## Aim:
Output every line exactly as written. Leave out pictures.

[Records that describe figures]
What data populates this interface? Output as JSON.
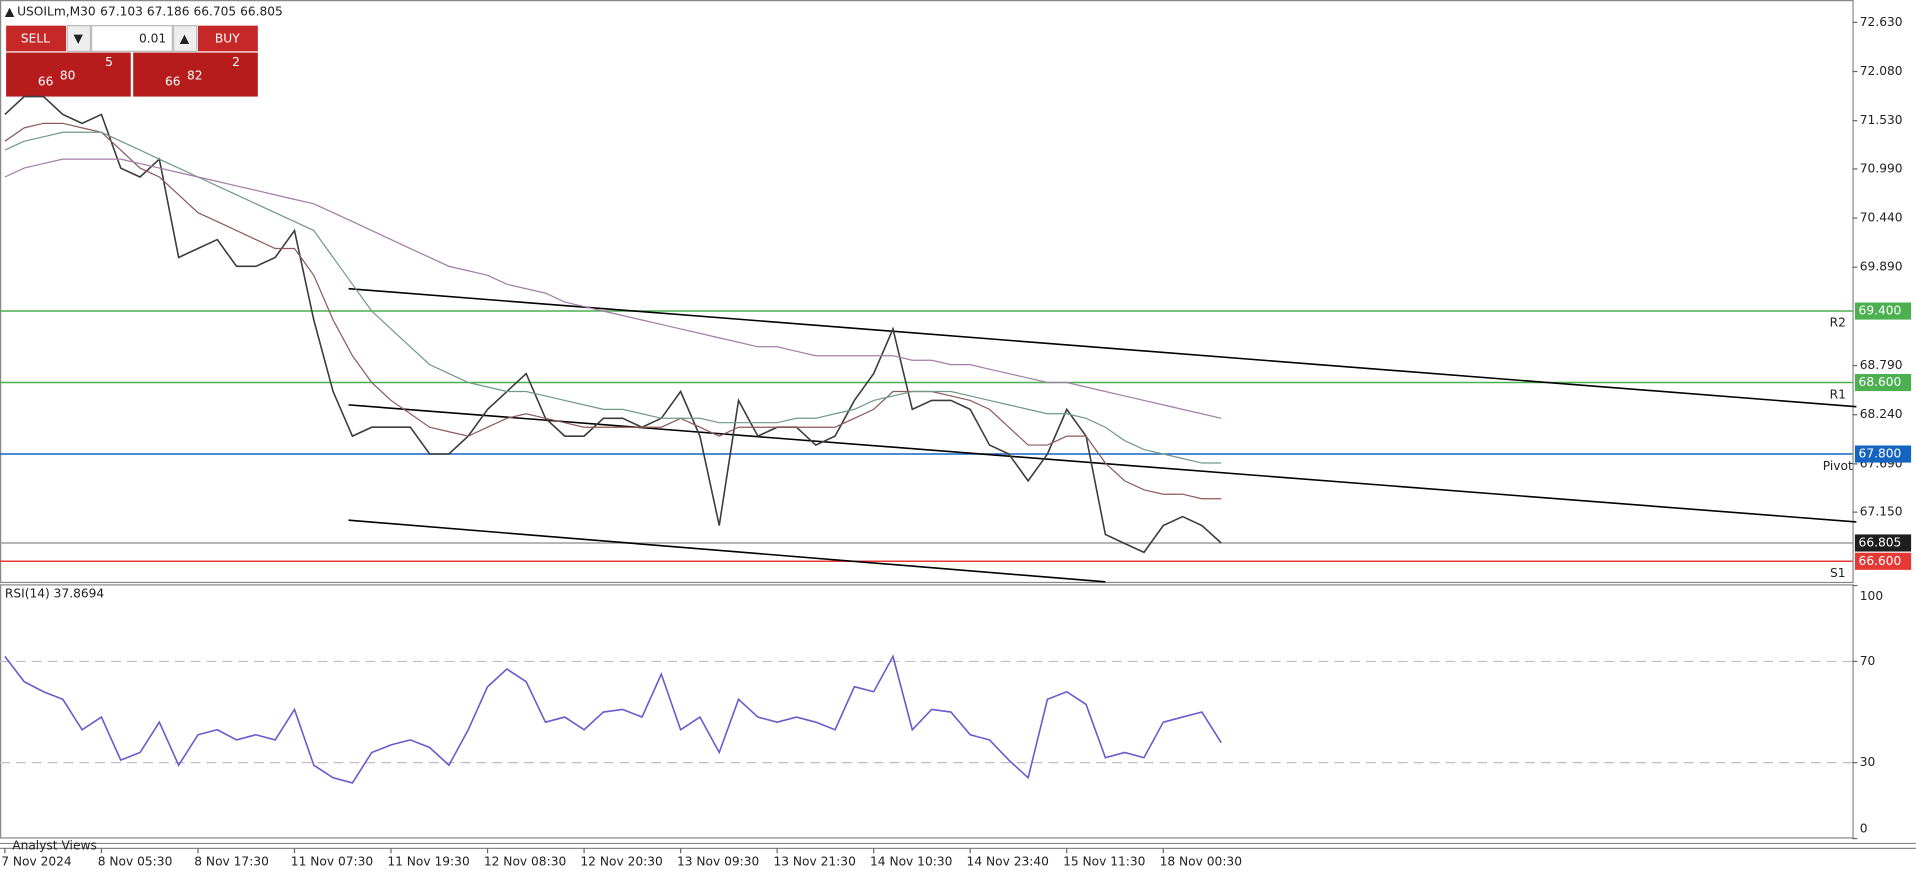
{
  "header": {
    "symbol": "USOILm,M30",
    "ohlc": "67.103 67.186 66.705 66.805"
  },
  "trade_panel": {
    "sell": "SELL",
    "buy": "BUY",
    "lot": "0.01",
    "sell_price": {
      "big": "66",
      "main": "80",
      "small": "5"
    },
    "buy_price": {
      "big": "66",
      "main": "82",
      "small": "2"
    }
  },
  "footer": {
    "analyst_views": "Analyst Views"
  },
  "chart_data": [
    {
      "type": "line",
      "categories": [
        "7 Nov 2024",
        null,
        null,
        null,
        null,
        "8 Nov 05:30",
        null,
        null,
        null,
        null,
        "8 Nov 17:30",
        null,
        null,
        null,
        null,
        "11 Nov 07:30",
        null,
        null,
        null,
        null,
        "11 Nov 19:30",
        null,
        null,
        null,
        null,
        "12 Nov 08:30",
        null,
        null,
        null,
        null,
        "12 Nov 20:30",
        null,
        null,
        null,
        null,
        "13 Nov 09:30",
        null,
        null,
        null,
        null,
        "13 Nov 21:30",
        null,
        null,
        null,
        null,
        "14 Nov 10:30",
        null,
        null,
        null,
        null,
        "14 Nov 23:40",
        null,
        null,
        null,
        null,
        "15 Nov 11:30",
        null,
        null,
        null,
        null,
        "18 Nov 00:30",
        null,
        null,
        null
      ],
      "series": [
        {
          "color": "#3c3c3c",
          "values": [
            71.6,
            71.8,
            71.8,
            71.6,
            71.5,
            71.6,
            71.0,
            70.9,
            71.1,
            70.0,
            70.1,
            70.2,
            69.9,
            69.9,
            70.0,
            70.3,
            69.3,
            68.5,
            68.0,
            68.1,
            68.1,
            68.1,
            67.8,
            67.8,
            68.0,
            68.3,
            68.5,
            68.7,
            68.2,
            68.0,
            68.0,
            68.2,
            68.2,
            68.1,
            68.2,
            68.5,
            68.0,
            67.0,
            68.4,
            68.0,
            68.1,
            68.1,
            67.9,
            68.0,
            68.4,
            68.7,
            69.2,
            68.3,
            68.4,
            68.4,
            68.3,
            67.9,
            67.8,
            67.5,
            67.8,
            68.3,
            68.0,
            66.9,
            66.8,
            66.7,
            67.0,
            67.1,
            67.0,
            66.805
          ]
        },
        {
          "color": "#8e5a5a",
          "values": [
            71.3,
            71.45,
            71.5,
            71.5,
            71.45,
            71.4,
            71.2,
            71.0,
            70.9,
            70.7,
            70.5,
            70.4,
            70.3,
            70.2,
            70.1,
            70.1,
            69.8,
            69.3,
            68.9,
            68.6,
            68.4,
            68.25,
            68.1,
            68.05,
            68.0,
            68.1,
            68.2,
            68.25,
            68.2,
            68.15,
            68.1,
            68.1,
            68.1,
            68.1,
            68.1,
            68.2,
            68.1,
            68.0,
            68.1,
            68.1,
            68.1,
            68.1,
            68.1,
            68.1,
            68.2,
            68.3,
            68.5,
            68.5,
            68.5,
            68.45,
            68.4,
            68.3,
            68.1,
            67.9,
            67.9,
            68.0,
            68.0,
            67.7,
            67.5,
            67.4,
            67.35,
            67.35,
            67.3,
            67.3
          ]
        },
        {
          "color": "#6f9a86",
          "values": [
            71.2,
            71.3,
            71.35,
            71.4,
            71.4,
            71.4,
            71.3,
            71.2,
            71.1,
            71.0,
            70.9,
            70.8,
            70.7,
            70.6,
            70.5,
            70.4,
            70.3,
            70.0,
            69.7,
            69.4,
            69.2,
            69.0,
            68.8,
            68.7,
            68.6,
            68.55,
            68.5,
            68.5,
            68.45,
            68.4,
            68.35,
            68.3,
            68.3,
            68.25,
            68.2,
            68.2,
            68.2,
            68.15,
            68.15,
            68.15,
            68.15,
            68.2,
            68.2,
            68.25,
            68.3,
            68.4,
            68.45,
            68.5,
            68.5,
            68.5,
            68.45,
            68.4,
            68.35,
            68.3,
            68.25,
            68.25,
            68.2,
            68.1,
            67.95,
            67.85,
            67.8,
            67.75,
            67.7,
            67.7
          ]
        },
        {
          "color": "#a57ba8",
          "values": [
            70.9,
            71.0,
            71.05,
            71.1,
            71.1,
            71.1,
            71.1,
            71.05,
            71.0,
            70.95,
            70.9,
            70.85,
            70.8,
            70.75,
            70.7,
            70.65,
            70.6,
            70.5,
            70.4,
            70.3,
            70.2,
            70.1,
            70.0,
            69.9,
            69.85,
            69.8,
            69.7,
            69.65,
            69.6,
            69.5,
            69.45,
            69.4,
            69.35,
            69.3,
            69.25,
            69.2,
            69.15,
            69.1,
            69.05,
            69.0,
            69.0,
            68.95,
            68.9,
            68.9,
            68.9,
            68.9,
            68.9,
            68.85,
            68.85,
            68.8,
            68.8,
            68.75,
            68.7,
            68.65,
            68.6,
            68.6,
            68.55,
            68.5,
            68.45,
            68.4,
            68.35,
            68.3,
            68.25,
            68.2
          ]
        }
      ],
      "ylim": [
        66.37,
        72.88
      ],
      "yticks": [
        {
          "value": 72.63,
          "label": "72.630"
        },
        {
          "value": 72.08,
          "label": "72.080"
        },
        {
          "value": 71.53,
          "label": "71.530"
        },
        {
          "value": 70.99,
          "label": "70.990"
        },
        {
          "value": 70.44,
          "label": "70.440"
        },
        {
          "value": 69.89,
          "label": "69.890"
        },
        {
          "value": 68.79,
          "label": "68.790"
        },
        {
          "value": 68.24,
          "label": "68.240"
        },
        {
          "value": 67.69,
          "label": "67.690"
        },
        {
          "value": 67.15,
          "label": "67.150"
        }
      ],
      "levels": [
        {
          "name": "R2",
          "value": 69.4,
          "label": "69.400",
          "color": "#4caf50"
        },
        {
          "name": "R1",
          "value": 68.6,
          "label": "68.600",
          "color": "#4caf50"
        },
        {
          "name": "Pivot",
          "value": 67.8,
          "label": "67.800",
          "color": "#1565c0"
        },
        {
          "value": 66.805,
          "label": "66.805",
          "color": "#9e9e9e"
        },
        {
          "name": "S1",
          "value": 66.6,
          "label": "66.600",
          "color": "#e53935"
        }
      ],
      "trendlines": [
        {
          "x": [
            17.8,
            95.9
          ],
          "y": [
            69.65,
            68.33
          ]
        },
        {
          "x": [
            17.8,
            95.9
          ],
          "y": [
            68.35,
            67.04
          ]
        },
        {
          "x": [
            17.8,
            57.0
          ],
          "y": [
            67.06,
            66.37
          ]
        }
      ]
    },
    {
      "type": "line",
      "title": "RSI(14) 37.8694",
      "series": [
        {
          "color": "#6a5acd",
          "values": [
            72,
            62,
            58,
            55,
            43,
            48,
            31,
            34,
            46,
            29,
            41,
            43,
            39,
            41,
            39,
            51,
            29,
            24,
            22,
            34,
            37,
            39,
            36,
            29,
            43,
            60,
            67,
            62,
            46,
            48,
            43,
            50,
            51,
            48,
            65,
            43,
            48,
            34,
            55,
            48,
            46,
            48,
            46,
            43,
            60,
            58,
            72,
            43,
            51,
            50,
            41,
            39,
            31,
            24,
            55,
            58,
            53,
            32,
            34,
            32,
            46,
            48,
            50,
            37.8694
          ]
        }
      ],
      "ylim": [
        0,
        100
      ],
      "yticks": [
        0,
        30,
        70,
        100
      ],
      "levels": [
        70,
        30
      ]
    }
  ]
}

## Written answer:
What data populates this interface? Output as JSON.
{
  "header": {
    "symbol": "USOILm,M30",
    "ohlc": "67.103 67.186 66.705 66.805"
  },
  "trade_panel": {
    "sell": "SELL",
    "buy": "BUY",
    "lot": "0.01",
    "sell_price": {
      "big": "66",
      "main": "80",
      "small": "5"
    },
    "buy_price": {
      "big": "66",
      "main": "82",
      "small": "2"
    }
  },
  "footer": {
    "analyst_views": "Analyst Views"
  },
  "chart_data": [
    {
      "type": "line",
      "categories": [
        "7 Nov 2024",
        null,
        null,
        null,
        null,
        "8 Nov 05:30",
        null,
        null,
        null,
        null,
        "8 Nov 17:30",
        null,
        null,
        null,
        null,
        "11 Nov 07:30",
        null,
        null,
        null,
        null,
        "11 Nov 19:30",
        null,
        null,
        null,
        null,
        "12 Nov 08:30",
        null,
        null,
        null,
        null,
        "12 Nov 20:30",
        null,
        null,
        null,
        null,
        "13 Nov 09:30",
        null,
        null,
        null,
        null,
        "13 Nov 21:30",
        null,
        null,
        null,
        null,
        "14 Nov 10:30",
        null,
        null,
        null,
        null,
        "14 Nov 23:40",
        null,
        null,
        null,
        null,
        "15 Nov 11:30",
        null,
        null,
        null,
        null,
        "18 Nov 00:30",
        null,
        null,
        null
      ],
      "series": [
        {
          "color": "#3c3c3c",
          "values": [
            71.6,
            71.8,
            71.8,
            71.6,
            71.5,
            71.6,
            71.0,
            70.9,
            71.1,
            70.0,
            70.1,
            70.2,
            69.9,
            69.9,
            70.0,
            70.3,
            69.3,
            68.5,
            68.0,
            68.1,
            68.1,
            68.1,
            67.8,
            67.8,
            68.0,
            68.3,
            68.5,
            68.7,
            68.2,
            68.0,
            68.0,
            68.2,
            68.2,
            68.1,
            68.2,
            68.5,
            68.0,
            67.0,
            68.4,
            68.0,
            68.1,
            68.1,
            67.9,
            68.0,
            68.4,
            68.7,
            69.2,
            68.3,
            68.4,
            68.4,
            68.3,
            67.9,
            67.8,
            67.5,
            67.8,
            68.3,
            68.0,
            66.9,
            66.8,
            66.7,
            67.0,
            67.1,
            67.0,
            66.805
          ]
        },
        {
          "color": "#8e5a5a",
          "values": [
            71.3,
            71.45,
            71.5,
            71.5,
            71.45,
            71.4,
            71.2,
            71.0,
            70.9,
            70.7,
            70.5,
            70.4,
            70.3,
            70.2,
            70.1,
            70.1,
            69.8,
            69.3,
            68.9,
            68.6,
            68.4,
            68.25,
            68.1,
            68.05,
            68.0,
            68.1,
            68.2,
            68.25,
            68.2,
            68.15,
            68.1,
            68.1,
            68.1,
            68.1,
            68.1,
            68.2,
            68.1,
            68.0,
            68.1,
            68.1,
            68.1,
            68.1,
            68.1,
            68.1,
            68.2,
            68.3,
            68.5,
            68.5,
            68.5,
            68.45,
            68.4,
            68.3,
            68.1,
            67.9,
            67.9,
            68.0,
            68.0,
            67.7,
            67.5,
            67.4,
            67.35,
            67.35,
            67.3,
            67.3
          ]
        },
        {
          "color": "#6f9a86",
          "values": [
            71.2,
            71.3,
            71.35,
            71.4,
            71.4,
            71.4,
            71.3,
            71.2,
            71.1,
            71.0,
            70.9,
            70.8,
            70.7,
            70.6,
            70.5,
            70.4,
            70.3,
            70.0,
            69.7,
            69.4,
            69.2,
            69.0,
            68.8,
            68.7,
            68.6,
            68.55,
            68.5,
            68.5,
            68.45,
            68.4,
            68.35,
            68.3,
            68.3,
            68.25,
            68.2,
            68.2,
            68.2,
            68.15,
            68.15,
            68.15,
            68.15,
            68.2,
            68.2,
            68.25,
            68.3,
            68.4,
            68.45,
            68.5,
            68.5,
            68.5,
            68.45,
            68.4,
            68.35,
            68.3,
            68.25,
            68.25,
            68.2,
            68.1,
            67.95,
            67.85,
            67.8,
            67.75,
            67.7,
            67.7
          ]
        },
        {
          "color": "#a57ba8",
          "values": [
            70.9,
            71.0,
            71.05,
            71.1,
            71.1,
            71.1,
            71.1,
            71.05,
            71.0,
            70.95,
            70.9,
            70.85,
            70.8,
            70.75,
            70.7,
            70.65,
            70.6,
            70.5,
            70.4,
            70.3,
            70.2,
            70.1,
            70.0,
            69.9,
            69.85,
            69.8,
            69.7,
            69.65,
            69.6,
            69.5,
            69.45,
            69.4,
            69.35,
            69.3,
            69.25,
            69.2,
            69.15,
            69.1,
            69.05,
            69.0,
            69.0,
            68.95,
            68.9,
            68.9,
            68.9,
            68.9,
            68.9,
            68.85,
            68.85,
            68.8,
            68.8,
            68.75,
            68.7,
            68.65,
            68.6,
            68.6,
            68.55,
            68.5,
            68.45,
            68.4,
            68.35,
            68.3,
            68.25,
            68.2
          ]
        }
      ],
      "ylim": [
        66.37,
        72.88
      ],
      "yticks": [
        {
          "value": 72.63,
          "label": "72.630"
        },
        {
          "value": 72.08,
          "label": "72.080"
        },
        {
          "value": 71.53,
          "label": "71.530"
        },
        {
          "value": 70.99,
          "label": "70.990"
        },
        {
          "value": 70.44,
          "label": "70.440"
        },
        {
          "value": 69.89,
          "label": "69.890"
        },
        {
          "value": 68.79,
          "label": "68.790"
        },
        {
          "value": 68.24,
          "label": "68.240"
        },
        {
          "value": 67.69,
          "label": "67.690"
        },
        {
          "value": 67.15,
          "label": "67.150"
        }
      ],
      "levels": [
        {
          "name": "R2",
          "value": 69.4,
          "label": "69.400",
          "color": "#4caf50"
        },
        {
          "name": "R1",
          "value": 68.6,
          "label": "68.600",
          "color": "#4caf50"
        },
        {
          "name": "Pivot",
          "value": 67.8,
          "label": "67.800",
          "color": "#1565c0"
        },
        {
          "value": 66.805,
          "label": "66.805",
          "color": "#9e9e9e"
        },
        {
          "name": "S1",
          "value": 66.6,
          "label": "66.600",
          "color": "#e53935"
        }
      ],
      "trendlines": [
        {
          "x": [
            17.8,
            95.9
          ],
          "y": [
            69.65,
            68.33
          ]
        },
        {
          "x": [
            17.8,
            95.9
          ],
          "y": [
            68.35,
            67.04
          ]
        },
        {
          "x": [
            17.8,
            57.0
          ],
          "y": [
            67.06,
            66.37
          ]
        }
      ]
    },
    {
      "type": "line",
      "title": "RSI(14) 37.8694",
      "series": [
        {
          "color": "#6a5acd",
          "values": [
            72,
            62,
            58,
            55,
            43,
            48,
            31,
            34,
            46,
            29,
            41,
            43,
            39,
            41,
            39,
            51,
            29,
            24,
            22,
            34,
            37,
            39,
            36,
            29,
            43,
            60,
            67,
            62,
            46,
            48,
            43,
            50,
            51,
            48,
            65,
            43,
            48,
            34,
            55,
            48,
            46,
            48,
            46,
            43,
            60,
            58,
            72,
            43,
            51,
            50,
            41,
            39,
            31,
            24,
            55,
            58,
            53,
            32,
            34,
            32,
            46,
            48,
            50,
            37.8694
          ]
        }
      ],
      "ylim": [
        0,
        100
      ],
      "yticks": [
        0,
        30,
        70,
        100
      ],
      "levels": [
        70,
        30
      ]
    }
  ]
}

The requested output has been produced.